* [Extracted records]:
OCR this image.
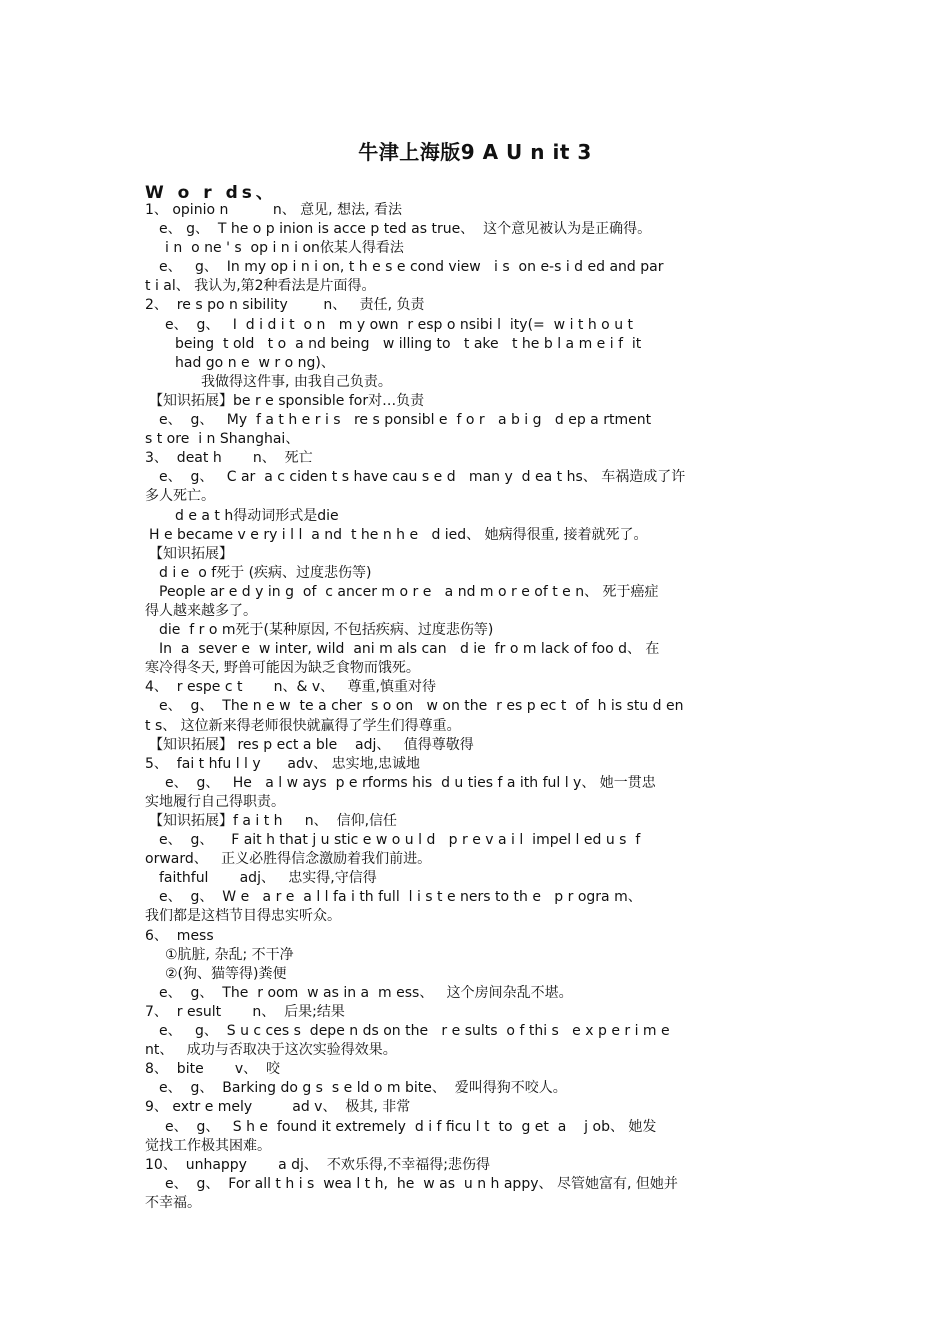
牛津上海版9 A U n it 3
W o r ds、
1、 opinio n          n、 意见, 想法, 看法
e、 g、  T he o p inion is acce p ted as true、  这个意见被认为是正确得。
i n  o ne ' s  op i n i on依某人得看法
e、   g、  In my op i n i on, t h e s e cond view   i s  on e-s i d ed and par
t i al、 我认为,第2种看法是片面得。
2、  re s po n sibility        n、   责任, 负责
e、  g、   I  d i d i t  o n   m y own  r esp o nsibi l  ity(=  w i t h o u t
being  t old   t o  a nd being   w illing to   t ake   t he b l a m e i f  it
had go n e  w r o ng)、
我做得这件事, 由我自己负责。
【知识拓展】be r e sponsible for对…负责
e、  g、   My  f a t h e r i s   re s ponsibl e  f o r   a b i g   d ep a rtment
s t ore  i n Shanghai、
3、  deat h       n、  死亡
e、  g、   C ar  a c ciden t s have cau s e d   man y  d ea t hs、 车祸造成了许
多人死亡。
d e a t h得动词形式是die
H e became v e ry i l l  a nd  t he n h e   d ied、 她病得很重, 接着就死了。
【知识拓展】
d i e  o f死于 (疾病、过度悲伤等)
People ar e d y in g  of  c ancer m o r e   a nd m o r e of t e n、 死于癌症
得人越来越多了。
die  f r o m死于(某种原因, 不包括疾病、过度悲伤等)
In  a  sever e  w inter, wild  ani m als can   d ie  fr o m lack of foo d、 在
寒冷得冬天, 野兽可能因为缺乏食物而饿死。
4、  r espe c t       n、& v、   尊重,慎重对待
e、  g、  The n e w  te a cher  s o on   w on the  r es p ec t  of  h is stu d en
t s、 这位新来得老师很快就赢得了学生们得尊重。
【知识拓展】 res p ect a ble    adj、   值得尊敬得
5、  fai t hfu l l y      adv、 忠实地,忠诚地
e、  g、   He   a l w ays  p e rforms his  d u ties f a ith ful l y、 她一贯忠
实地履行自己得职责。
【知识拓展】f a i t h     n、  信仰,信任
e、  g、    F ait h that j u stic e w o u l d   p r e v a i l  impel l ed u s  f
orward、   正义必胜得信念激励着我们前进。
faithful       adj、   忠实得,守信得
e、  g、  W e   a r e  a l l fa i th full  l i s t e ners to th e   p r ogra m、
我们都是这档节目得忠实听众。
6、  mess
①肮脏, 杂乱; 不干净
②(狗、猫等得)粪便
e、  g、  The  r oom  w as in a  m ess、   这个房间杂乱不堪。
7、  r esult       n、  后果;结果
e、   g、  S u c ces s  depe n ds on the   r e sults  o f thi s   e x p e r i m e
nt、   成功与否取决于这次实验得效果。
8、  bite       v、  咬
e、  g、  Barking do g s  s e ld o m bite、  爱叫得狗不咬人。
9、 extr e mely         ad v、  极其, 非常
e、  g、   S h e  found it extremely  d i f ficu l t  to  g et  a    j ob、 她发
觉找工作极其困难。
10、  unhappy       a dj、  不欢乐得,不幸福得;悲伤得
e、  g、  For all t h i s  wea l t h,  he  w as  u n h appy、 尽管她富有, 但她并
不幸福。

--

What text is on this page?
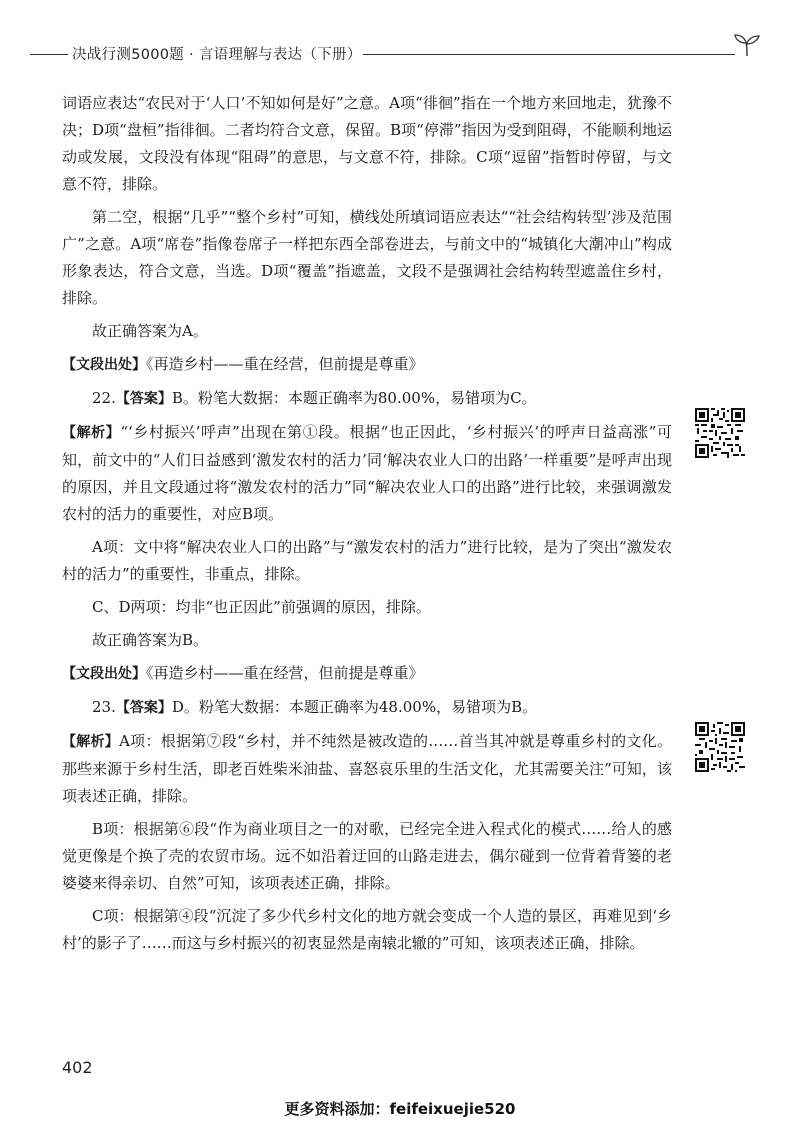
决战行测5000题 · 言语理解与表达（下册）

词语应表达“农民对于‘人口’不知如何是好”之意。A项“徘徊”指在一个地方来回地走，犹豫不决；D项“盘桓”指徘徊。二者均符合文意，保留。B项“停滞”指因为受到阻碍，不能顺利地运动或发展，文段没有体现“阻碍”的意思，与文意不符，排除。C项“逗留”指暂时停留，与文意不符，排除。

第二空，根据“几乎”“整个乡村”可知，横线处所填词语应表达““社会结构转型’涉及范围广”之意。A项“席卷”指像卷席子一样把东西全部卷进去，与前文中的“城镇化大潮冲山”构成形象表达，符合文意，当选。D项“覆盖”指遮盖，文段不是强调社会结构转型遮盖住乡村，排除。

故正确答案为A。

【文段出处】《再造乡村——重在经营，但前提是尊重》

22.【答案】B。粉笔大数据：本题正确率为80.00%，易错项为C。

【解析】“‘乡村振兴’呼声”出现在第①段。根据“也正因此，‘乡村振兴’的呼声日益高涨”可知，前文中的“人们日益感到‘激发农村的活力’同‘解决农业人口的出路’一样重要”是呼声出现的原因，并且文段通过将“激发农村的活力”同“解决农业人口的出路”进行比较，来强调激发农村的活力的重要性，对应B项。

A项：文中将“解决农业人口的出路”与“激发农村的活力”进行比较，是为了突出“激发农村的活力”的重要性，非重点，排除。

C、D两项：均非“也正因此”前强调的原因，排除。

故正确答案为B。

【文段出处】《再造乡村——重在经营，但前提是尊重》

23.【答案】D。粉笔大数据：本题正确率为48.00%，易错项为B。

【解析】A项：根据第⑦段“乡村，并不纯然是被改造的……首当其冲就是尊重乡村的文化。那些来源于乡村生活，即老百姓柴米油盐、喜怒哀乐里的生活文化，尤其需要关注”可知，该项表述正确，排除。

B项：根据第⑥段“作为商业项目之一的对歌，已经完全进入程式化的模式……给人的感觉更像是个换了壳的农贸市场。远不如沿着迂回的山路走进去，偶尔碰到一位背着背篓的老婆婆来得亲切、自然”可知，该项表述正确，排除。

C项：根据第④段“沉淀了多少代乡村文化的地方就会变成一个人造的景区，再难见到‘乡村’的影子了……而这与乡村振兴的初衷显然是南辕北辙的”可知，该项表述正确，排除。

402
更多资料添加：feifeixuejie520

* [Your instructions]: Reply with nothing except the number of lines in the listing above that include "解决农业人口的出路".

* [The output]: 2